• **Your task**: Return every line below in which "JSON" appears.

Entries from a visual dataset:
★ ★ ★
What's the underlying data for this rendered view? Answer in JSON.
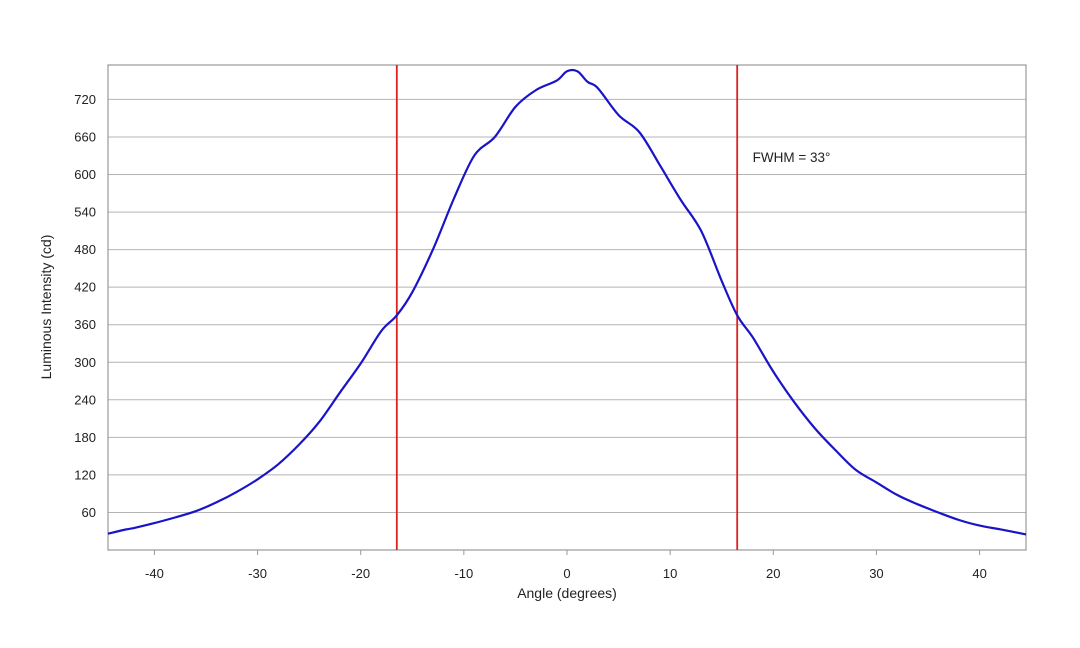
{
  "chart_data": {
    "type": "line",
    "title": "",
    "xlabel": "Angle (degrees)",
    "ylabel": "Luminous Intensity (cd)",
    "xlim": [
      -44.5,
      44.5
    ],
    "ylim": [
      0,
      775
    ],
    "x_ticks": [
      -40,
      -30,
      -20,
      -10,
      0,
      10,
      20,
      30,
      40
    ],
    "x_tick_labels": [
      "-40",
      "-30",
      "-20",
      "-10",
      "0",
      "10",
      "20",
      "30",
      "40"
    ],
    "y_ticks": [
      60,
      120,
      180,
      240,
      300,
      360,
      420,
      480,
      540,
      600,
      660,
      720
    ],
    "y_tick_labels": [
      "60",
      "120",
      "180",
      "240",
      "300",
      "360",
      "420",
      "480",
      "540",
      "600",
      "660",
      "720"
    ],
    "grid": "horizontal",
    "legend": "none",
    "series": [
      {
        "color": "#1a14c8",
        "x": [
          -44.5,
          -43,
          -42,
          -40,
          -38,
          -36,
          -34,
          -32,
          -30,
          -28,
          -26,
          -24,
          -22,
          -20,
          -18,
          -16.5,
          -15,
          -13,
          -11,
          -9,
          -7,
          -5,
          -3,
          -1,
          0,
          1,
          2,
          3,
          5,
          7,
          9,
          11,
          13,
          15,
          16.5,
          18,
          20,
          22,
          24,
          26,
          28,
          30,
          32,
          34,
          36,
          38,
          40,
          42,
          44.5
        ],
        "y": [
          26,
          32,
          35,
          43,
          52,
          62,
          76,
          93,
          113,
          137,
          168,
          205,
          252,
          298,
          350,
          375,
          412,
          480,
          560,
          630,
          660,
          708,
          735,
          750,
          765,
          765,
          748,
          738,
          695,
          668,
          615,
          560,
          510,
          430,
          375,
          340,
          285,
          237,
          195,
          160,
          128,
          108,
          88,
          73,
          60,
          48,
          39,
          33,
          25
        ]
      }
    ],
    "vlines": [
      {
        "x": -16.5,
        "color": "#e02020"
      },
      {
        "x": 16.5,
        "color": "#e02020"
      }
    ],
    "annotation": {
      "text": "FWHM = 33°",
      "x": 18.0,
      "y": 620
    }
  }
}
★ ★ ★
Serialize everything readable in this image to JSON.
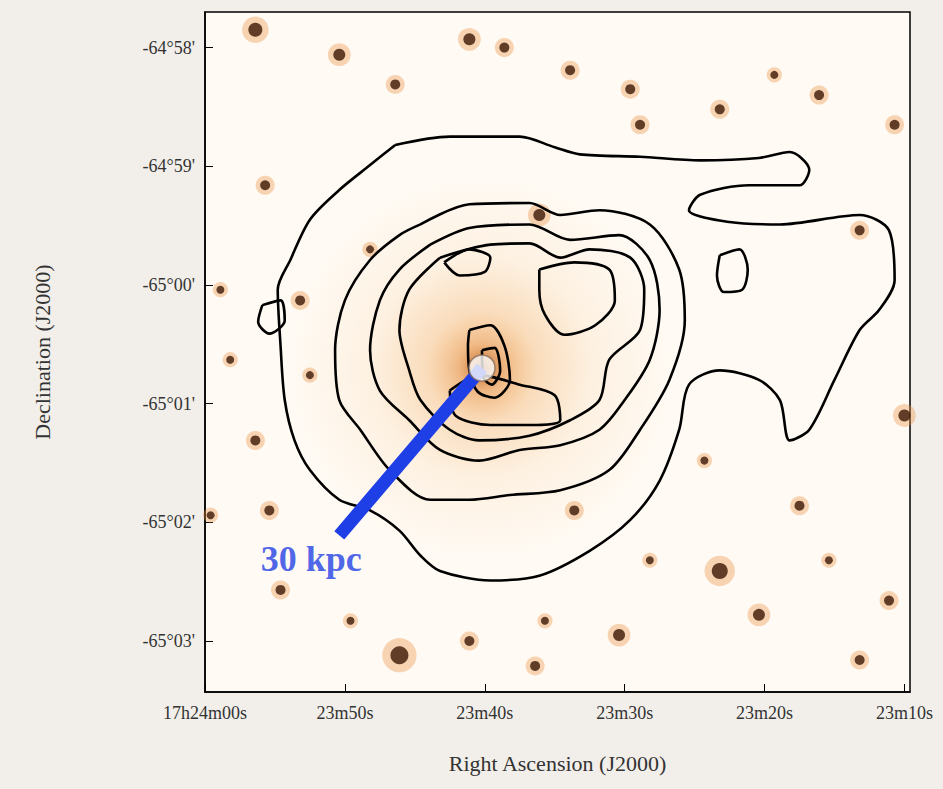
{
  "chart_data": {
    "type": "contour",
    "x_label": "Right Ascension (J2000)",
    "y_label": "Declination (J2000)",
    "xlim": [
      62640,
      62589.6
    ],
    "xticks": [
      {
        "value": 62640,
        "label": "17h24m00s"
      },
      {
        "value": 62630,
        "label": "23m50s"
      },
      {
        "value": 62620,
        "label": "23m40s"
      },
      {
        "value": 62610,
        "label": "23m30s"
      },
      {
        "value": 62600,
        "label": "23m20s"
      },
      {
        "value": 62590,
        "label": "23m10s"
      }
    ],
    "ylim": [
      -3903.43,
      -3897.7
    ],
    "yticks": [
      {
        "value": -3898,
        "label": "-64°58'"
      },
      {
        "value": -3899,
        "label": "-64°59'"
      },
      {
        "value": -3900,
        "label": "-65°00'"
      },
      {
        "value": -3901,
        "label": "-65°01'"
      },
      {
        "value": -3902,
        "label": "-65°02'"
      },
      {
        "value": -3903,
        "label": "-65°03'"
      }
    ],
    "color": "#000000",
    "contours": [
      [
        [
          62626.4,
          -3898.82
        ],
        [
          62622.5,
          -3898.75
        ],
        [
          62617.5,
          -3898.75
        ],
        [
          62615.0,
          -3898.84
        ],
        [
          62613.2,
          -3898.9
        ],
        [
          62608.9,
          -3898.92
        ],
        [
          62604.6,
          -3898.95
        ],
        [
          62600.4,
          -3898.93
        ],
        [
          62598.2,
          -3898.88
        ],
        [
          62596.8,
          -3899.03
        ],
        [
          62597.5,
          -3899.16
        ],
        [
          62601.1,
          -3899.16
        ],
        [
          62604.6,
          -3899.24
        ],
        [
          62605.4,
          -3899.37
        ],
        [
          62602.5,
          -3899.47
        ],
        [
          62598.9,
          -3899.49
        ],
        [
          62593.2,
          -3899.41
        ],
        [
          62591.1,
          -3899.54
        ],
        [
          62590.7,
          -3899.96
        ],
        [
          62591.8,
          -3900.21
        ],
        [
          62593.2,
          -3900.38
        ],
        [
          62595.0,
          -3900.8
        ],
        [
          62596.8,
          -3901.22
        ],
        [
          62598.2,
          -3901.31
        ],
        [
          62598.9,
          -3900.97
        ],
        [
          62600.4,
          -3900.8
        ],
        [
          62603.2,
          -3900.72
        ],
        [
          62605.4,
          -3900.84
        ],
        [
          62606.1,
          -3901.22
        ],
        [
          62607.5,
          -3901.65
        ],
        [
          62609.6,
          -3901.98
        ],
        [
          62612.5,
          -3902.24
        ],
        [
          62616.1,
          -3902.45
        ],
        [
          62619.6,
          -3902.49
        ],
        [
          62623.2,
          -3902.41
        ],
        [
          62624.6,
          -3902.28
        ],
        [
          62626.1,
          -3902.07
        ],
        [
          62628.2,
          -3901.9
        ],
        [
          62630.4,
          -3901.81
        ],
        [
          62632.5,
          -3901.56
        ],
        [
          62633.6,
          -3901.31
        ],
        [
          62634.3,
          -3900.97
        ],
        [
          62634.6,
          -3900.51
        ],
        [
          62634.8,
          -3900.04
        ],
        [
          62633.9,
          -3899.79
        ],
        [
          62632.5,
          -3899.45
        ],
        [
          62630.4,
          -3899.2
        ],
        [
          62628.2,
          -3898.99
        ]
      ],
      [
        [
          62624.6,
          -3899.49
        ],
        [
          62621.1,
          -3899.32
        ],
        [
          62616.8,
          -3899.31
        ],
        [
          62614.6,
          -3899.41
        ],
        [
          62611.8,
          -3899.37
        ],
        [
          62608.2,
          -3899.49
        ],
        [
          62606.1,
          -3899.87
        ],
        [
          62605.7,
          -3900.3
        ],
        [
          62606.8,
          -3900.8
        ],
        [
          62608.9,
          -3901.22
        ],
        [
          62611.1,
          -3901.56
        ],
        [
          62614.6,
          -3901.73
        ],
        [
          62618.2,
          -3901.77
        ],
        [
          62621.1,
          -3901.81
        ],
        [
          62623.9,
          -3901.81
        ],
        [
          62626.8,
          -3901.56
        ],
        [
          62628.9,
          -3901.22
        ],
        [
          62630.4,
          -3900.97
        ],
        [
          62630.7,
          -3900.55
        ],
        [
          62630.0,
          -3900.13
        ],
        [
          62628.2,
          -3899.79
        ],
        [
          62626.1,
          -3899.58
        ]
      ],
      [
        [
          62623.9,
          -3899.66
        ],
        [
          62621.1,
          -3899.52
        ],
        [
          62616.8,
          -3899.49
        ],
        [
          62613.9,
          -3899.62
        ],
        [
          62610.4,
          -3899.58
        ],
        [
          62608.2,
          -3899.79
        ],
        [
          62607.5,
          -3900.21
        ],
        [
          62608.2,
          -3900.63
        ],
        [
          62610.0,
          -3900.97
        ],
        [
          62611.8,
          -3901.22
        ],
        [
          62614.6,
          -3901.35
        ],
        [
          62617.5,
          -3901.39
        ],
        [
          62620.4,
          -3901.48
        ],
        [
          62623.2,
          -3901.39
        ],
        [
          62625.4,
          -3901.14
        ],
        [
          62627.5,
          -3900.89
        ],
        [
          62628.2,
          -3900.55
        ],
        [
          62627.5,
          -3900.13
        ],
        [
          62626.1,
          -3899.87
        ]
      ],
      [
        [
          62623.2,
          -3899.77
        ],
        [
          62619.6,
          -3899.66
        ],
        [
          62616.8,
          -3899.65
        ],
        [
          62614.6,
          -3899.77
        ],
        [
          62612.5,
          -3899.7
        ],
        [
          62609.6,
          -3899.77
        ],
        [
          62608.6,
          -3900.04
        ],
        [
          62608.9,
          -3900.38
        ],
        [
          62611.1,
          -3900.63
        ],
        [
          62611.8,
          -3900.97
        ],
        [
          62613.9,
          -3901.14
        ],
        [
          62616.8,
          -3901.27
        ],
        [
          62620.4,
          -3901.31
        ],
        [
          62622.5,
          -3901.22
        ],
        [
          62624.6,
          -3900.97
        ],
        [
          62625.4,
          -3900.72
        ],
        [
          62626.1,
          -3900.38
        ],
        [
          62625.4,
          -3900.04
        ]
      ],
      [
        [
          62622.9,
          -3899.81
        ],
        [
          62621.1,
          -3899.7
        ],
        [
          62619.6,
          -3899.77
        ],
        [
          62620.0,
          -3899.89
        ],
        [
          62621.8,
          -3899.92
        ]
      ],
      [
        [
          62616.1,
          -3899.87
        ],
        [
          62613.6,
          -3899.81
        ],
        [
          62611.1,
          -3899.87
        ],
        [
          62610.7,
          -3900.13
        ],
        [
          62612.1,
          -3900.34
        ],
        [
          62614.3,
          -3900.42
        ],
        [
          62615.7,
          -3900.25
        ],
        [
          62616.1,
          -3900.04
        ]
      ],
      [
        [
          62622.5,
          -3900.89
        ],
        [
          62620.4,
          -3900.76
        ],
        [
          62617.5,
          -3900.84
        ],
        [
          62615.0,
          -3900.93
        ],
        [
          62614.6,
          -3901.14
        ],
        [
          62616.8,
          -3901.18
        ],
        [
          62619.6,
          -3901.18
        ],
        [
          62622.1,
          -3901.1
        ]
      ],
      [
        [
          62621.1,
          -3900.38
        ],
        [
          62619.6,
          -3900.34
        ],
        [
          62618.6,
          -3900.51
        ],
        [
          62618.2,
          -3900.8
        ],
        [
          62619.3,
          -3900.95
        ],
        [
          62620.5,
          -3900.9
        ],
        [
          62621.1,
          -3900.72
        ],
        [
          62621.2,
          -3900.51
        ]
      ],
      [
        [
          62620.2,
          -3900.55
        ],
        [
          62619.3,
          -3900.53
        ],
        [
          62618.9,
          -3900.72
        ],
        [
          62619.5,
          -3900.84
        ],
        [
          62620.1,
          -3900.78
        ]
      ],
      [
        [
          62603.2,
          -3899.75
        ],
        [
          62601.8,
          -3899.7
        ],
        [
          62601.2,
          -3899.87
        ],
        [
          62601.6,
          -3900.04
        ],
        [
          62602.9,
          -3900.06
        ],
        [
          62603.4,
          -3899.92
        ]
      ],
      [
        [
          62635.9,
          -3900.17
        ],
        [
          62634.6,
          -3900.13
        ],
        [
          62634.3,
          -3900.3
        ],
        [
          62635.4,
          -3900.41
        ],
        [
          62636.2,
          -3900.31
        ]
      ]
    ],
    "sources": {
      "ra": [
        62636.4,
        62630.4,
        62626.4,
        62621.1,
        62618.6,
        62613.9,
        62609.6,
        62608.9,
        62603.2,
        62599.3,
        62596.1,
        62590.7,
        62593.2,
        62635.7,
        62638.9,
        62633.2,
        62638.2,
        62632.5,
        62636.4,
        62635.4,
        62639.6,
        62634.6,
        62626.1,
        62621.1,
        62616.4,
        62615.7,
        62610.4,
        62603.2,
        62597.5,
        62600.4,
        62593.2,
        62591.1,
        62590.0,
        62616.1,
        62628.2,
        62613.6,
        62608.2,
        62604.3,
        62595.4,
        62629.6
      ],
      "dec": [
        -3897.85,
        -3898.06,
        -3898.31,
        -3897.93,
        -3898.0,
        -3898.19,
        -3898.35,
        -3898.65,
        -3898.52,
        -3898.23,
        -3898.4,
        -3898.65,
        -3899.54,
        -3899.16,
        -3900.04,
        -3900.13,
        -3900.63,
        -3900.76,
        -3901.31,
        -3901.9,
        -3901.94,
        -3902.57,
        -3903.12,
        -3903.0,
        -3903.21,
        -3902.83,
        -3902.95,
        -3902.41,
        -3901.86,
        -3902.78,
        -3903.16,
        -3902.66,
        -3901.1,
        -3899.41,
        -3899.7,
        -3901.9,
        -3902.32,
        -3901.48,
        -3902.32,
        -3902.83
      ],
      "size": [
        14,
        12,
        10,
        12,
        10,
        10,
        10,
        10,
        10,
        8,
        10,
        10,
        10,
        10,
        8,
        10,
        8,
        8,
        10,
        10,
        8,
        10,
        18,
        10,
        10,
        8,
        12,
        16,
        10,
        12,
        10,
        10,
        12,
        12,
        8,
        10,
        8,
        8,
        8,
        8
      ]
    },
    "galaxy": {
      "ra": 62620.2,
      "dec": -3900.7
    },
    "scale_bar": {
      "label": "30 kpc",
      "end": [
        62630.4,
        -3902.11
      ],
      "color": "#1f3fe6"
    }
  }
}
★ ★ ★
• **Response to the exercise**:
What's the underlying data for this rendered view? Answer in JSON.
Serialize everything readable in this image to JSON.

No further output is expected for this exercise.